Task objective →
Arrange the lines starting at the beginning of the records and ending at the line that contains "recent-winner-row: daia_naaa 14-04-26", both included, as a Markdown table with the columns Row and Line, omitting blank lines.

Listings of boxed layout items

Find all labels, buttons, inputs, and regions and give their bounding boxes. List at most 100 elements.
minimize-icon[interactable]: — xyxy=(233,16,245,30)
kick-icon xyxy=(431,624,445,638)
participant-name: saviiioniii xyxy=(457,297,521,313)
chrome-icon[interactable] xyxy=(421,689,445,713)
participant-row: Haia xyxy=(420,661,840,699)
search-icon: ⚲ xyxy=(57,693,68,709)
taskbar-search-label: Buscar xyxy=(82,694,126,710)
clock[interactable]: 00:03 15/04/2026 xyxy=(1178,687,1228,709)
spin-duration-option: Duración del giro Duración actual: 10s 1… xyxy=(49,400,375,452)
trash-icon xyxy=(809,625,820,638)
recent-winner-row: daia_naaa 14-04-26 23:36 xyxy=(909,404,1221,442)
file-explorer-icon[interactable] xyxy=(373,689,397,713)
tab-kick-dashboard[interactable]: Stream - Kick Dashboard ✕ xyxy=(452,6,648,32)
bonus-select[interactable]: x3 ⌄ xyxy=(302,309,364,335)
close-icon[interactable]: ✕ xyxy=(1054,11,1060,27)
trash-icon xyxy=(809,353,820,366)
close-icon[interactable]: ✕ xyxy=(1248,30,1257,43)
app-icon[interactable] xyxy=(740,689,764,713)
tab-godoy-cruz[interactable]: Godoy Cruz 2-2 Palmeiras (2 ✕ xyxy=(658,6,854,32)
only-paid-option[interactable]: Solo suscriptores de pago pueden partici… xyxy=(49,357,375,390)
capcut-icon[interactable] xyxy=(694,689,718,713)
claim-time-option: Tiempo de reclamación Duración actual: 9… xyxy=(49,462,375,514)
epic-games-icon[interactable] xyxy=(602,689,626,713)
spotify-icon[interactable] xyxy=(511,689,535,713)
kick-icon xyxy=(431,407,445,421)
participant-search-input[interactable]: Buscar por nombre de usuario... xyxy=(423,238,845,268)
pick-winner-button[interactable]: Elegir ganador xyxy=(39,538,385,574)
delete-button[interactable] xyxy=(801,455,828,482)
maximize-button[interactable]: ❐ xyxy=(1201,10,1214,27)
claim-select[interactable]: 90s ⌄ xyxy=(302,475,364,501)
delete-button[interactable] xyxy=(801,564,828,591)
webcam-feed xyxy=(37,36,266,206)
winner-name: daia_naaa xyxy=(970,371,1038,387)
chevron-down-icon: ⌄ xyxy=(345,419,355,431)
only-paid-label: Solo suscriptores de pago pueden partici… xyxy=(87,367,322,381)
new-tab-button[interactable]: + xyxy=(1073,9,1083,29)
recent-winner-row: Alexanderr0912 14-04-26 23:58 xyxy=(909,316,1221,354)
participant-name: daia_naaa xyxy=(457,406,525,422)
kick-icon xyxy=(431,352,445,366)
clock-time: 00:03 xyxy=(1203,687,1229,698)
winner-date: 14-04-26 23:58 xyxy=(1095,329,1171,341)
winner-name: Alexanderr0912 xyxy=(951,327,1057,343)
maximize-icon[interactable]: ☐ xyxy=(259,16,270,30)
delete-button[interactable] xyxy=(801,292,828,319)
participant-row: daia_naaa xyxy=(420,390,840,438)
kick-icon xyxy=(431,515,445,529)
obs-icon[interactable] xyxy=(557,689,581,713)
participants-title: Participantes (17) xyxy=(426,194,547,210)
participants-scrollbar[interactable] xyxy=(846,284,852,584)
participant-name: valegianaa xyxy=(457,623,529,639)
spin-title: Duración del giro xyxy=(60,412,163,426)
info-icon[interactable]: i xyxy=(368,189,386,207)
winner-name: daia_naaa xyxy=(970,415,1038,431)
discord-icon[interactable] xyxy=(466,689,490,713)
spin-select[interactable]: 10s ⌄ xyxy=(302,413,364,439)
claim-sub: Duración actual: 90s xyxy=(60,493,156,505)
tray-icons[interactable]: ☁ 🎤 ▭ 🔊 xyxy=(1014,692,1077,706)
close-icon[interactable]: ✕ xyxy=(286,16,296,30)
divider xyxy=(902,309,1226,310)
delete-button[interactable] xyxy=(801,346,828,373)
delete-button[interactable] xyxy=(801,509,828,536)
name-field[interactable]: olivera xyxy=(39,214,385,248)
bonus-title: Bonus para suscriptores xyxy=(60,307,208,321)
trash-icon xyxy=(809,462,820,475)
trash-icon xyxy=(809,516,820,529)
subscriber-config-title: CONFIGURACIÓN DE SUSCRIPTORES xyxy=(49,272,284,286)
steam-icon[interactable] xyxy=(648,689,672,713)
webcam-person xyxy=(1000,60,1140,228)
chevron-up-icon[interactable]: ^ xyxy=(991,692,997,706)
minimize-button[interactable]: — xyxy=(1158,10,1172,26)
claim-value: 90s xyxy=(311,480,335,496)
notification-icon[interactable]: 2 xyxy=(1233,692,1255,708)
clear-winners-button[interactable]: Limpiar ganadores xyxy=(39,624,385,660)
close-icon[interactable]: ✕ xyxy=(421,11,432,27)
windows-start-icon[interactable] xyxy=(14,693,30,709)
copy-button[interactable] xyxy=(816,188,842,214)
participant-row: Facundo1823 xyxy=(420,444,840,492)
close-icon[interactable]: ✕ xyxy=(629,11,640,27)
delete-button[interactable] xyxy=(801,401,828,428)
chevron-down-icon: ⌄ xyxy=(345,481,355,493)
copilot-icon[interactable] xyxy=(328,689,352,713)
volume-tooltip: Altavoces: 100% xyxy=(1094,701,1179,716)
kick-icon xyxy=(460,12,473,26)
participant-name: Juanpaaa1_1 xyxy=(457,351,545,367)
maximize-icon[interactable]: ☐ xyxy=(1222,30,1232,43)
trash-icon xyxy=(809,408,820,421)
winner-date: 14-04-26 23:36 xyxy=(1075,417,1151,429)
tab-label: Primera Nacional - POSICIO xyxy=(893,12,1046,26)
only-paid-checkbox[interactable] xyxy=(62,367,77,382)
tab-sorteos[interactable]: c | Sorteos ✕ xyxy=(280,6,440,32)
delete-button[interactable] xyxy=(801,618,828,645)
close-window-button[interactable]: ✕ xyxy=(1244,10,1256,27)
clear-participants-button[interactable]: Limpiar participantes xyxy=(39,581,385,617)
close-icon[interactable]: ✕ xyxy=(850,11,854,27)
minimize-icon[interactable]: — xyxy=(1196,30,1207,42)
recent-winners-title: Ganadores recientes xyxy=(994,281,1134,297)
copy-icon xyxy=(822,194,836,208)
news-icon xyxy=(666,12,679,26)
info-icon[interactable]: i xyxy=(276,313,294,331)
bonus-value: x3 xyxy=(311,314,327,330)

Result →
| Row | Line |
|---|---|
| 1 | Find all labels, buttons, inputs, and regions and give their bounding boxes. List at most 100 elements. |
| 2 | minimize-icon[interactable]: — xyxy=(233,16,245,30) |
| 3 | kick-icon xyxy=(431,624,445,638) |
| 4 | participant-name: saviiioniii xyxy=(457,297,521,313) |
| 5 | chrome-icon[interactable] xyxy=(421,689,445,713) |
| 6 | participant-row: Haia xyxy=(420,661,840,699) |
| 7 | search-icon: ⚲ xyxy=(57,693,68,709) |
| 8 | taskbar-search-label: Buscar xyxy=(82,694,126,710) |
| 9 | clock[interactable]: 00:03 15/04/2026 xyxy=(1178,687,1228,709) |
| 10 | spin-duration-option: Duración del giro Duración actual: 10s 1… xyxy=(49,400,375,452) |
| 11 | trash-icon xyxy=(809,625,820,638) |
| 12 | recent-winner-row: daia_naaa 14-04-26 23:36 xyxy=(909,404,1221,442) |